:: 学習課題 ::
1: 本文によると、酸化防止剤の添加量は、組成物全量基準で通常どのくらいですか。
2: 本文のうち、「また、かかる酸化防止剤の添加量は、組成物全量基準で、通常0.01〜5%である。」から始まり「0.1〜40.0%であることが望ましい。」で終わる部分を、一字も変えずに書き写しなさい。
3: 本文の「具体的には、粘度指数向上剤の数平均分子量は」で始まる段落を、主な数値を残したまま箇条書きに整理しなさい。

:: 本文 ::
また、かかる酸化防止剤の添加量は、組成物全量基準で、通常0.01〜5%である。
また、非分散型又は分散型エチレン−α−オレフィン共重合体(α−オレフィンとしては、例えばプロピレン、1−ブテン、1−ペンテン等)及びその水素化物、ポリイソブチレン及びその水添物、スチレン−ジエン水素化共重合体、スチレン−無水マレイン酸エステル共重合体、並びにポリアルキルスチレン等も例示できる。
具体的には、粘度指数向上剤の数平均分子量は、例えば分散型及び非分散型ポリメタクリレートでは5000〜1000000、好ましくは100000〜800000がよく、ポリイソブチレン又はその水素化物では800〜5000、エチレン−α−オレフィン共重合体及びその水素化物では800〜300000、好ましくは10000〜200000がよい。また、かかる粘度指数向上剤は、単独で又は複数種を任意に組合せて含有させることができるが、通常その含有量は、組成物基準で0.1〜40.0%であることが望ましい。

:: データ行 ::
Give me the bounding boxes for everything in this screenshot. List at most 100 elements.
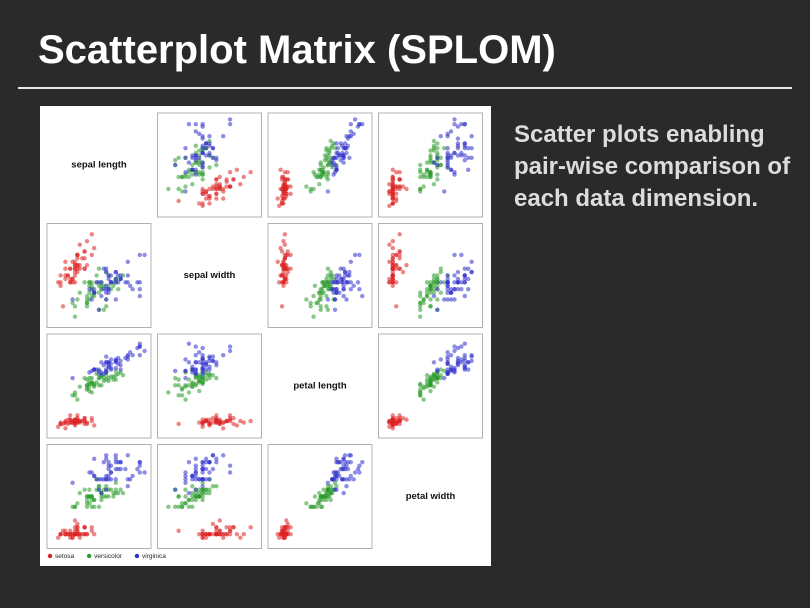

:: 解答例 ::
1: 通常0.01〜5%です。

2:
また、かかる酸化防止剤の添加量は、組成物全量基準で、通常0.01〜5%である。
また、非分散型又は分散型エチレン−α−オレフィン共重合体(α−オレフィンとしては、例えばプロピレン、1−ブテン、1−ペンテン等)及びその水素化物、ポリイソブチレン及びその水添物、スチレン−ジエン水素化共重合体、スチレン−無水マレイン酸エステル共重合体、並びにポリアルキルスチレン等も例示できる。
具体的には、粘度指数向上剤の数平均分子量は、例えば分散型及び非分散型ポリメタクリレートでは5000〜1000000、好ましくは100000〜800000がよく、ポリイソブチレン又はその水素化物では800〜5000、エチレン−α−オレフィン共重合体及びその水素化物では800〜300000、好ましくは10000〜200000がよい。また、かかる粘度指数向上剤は、単独で又は複数種を任意に組合せて含有させることができるが、通常その含有量は、組成物基準で0.1〜40.0%であることが望ましい。

3:
- 粘度指数向上剤の数平均分子量
  - 分散型・非分散型ポリメタクリレート:5000〜1000000(好ましくは100000〜800000)
  - ポリイソブチレン又はその水素化物:800〜5000
  - エチレン−α−オレフィン共重合体及びその水素化物:800〜300000(好ましくは10000〜200000)
- 単独でも、複数種を任意に組み合わせても含有させられる
- 含有量は、通常、組成物基準で0.1〜40.0%が望ましい